**Record extracts**.

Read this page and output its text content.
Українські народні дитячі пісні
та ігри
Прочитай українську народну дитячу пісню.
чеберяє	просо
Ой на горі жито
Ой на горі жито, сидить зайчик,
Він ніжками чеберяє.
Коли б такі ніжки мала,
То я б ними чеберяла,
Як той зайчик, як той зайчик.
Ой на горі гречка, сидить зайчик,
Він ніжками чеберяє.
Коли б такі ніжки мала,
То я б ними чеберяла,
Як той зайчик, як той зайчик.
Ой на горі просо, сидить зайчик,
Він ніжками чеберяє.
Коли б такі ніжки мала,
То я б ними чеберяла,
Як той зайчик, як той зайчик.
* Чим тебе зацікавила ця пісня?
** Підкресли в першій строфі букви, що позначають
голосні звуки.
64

**What you will do**.
Faithfully transcribe the whole of the data.

**Answer for this exercise**.
Read this page and output its text content.
Українські народні дитячі пісні
та ігри
Прочитай українську народну дитячу пісню.
чеберяє	просо
Ой на горі жито
Ой на горі жито, сидить зайчик,
Він ніжками чеберяє.
Коли б такі ніжки мала,
То я б ними чеберяла,
Як той зайчик, як той зайчик.
Ой на горі гречка, сидить зайчик,
Він ніжками чеберяє.
Коли б такі ніжки мала,
То я б ними чеберяла,
Як той зайчик, як той зайчик.
Ой на горі просо, сидить зайчик,
Він ніжками чеберяє.
Коли б такі ніжки мала,
То я б ними чеберяла,
Як той зайчик, як той зайчик.
* Чим тебе зацікавила ця пісня?
** Підкресли в першій строфі букви, що позначають
голосні звуки.
64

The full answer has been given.